** START Text shown **

You may redeem shares through the Distributor or directly from the Fund through the Fund’s transfer agent.
• By Letter. You may mail a letter requesting redemption of shares to: The Gabelli Funds,
P.O. Box 8308, Boston, MA 02266-8308. Your letter should state the name of the Fund and the
share class, the dollar amount or number of shares you wish to redeem, and your account number. You
must sign the letter in exactly the same way the account is registered and, if there is more than one
owner of shares, all owners must sign. A medallion signature guarantee is required for each signature
on your redemption letter. You can obtain a medallion signature guarantee from financial institutions
such as commercial banks, brokers, dealers, and savings associations. A notary public cannot provide
a medallion signature guarantee.
• By Telephone or the Internet. Unless you have requested that telephone or Internet redemptions
from your account not be permitted, you may redeem your shares in an account (excluding an IRA)
directly registered with State Street by calling either 800-GABELLI (800-422-3554) or 800-872-5365
(617-328-5000 from outside the United States) or by visiting our website at www.gabelli.com. You may
not redeem Fund shares held through an IRA through the Internet. IRA holders should consult a tax
adviser concerning the current tax rules applicable to IRAs. If State Street properly acts on telephone
or Internet instructions after following reasonable procedures to protect against unauthorized trans-
actions, neither State Street nor the Fund will be responsible for any losses due to unauthorized
telephone or Internet transactions and instead you would be responsible. You may request that
proceeds from telephone or Internet redemptions be mailed to you by check (if your address has not
changed in the prior 30 days), forwarded to you by bank wire, or invested in another mutual fund
advised by the Manager (see “Exchange of Shares”). Among the procedures that State Street may use
are passwords or verification of personal information. The Fund may impose limitations from time to
time on telephone or Internet redemptions.
1. Telephone or Internet Redemption By Check. The Fund will make checks payable to the name in
which the account is registered and normally will mail the check to the address of record within
seven days and charge you $5.00 for this service.
2. Telephone or Internet Redemption By Bank Wire. The Fund accepts telephone or Internet
requests for wire redemption in amounts of at least $1,000. The Fund will send a wire to either a
bank designated on your subscription order form or on a subsequent letter with a medallion
signature guarantee. The proceeds are normally wired on the next Business Day unless your
redemption order was received by noon in which case the proceeds will normally be wired on the
same Business Day. The Fund will deduct a wire fee (currently $5.00) from your account if you
redeem less than $5,000.

** END Text shown **
** START Data extract **

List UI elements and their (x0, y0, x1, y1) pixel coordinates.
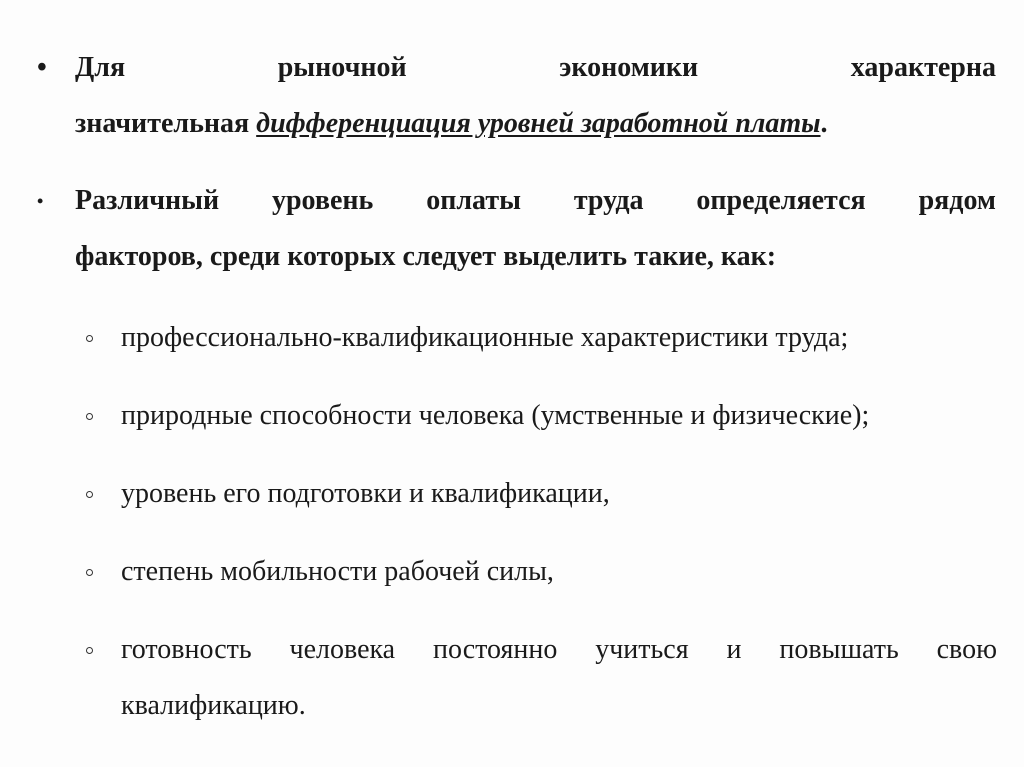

** END Data extract **

According to the redemption text, what is the smallest amount the Fund accepts for a telephone or Internet wire redemption? The material has nothing to do with the redemption text.

Solved exercise>
$1,000.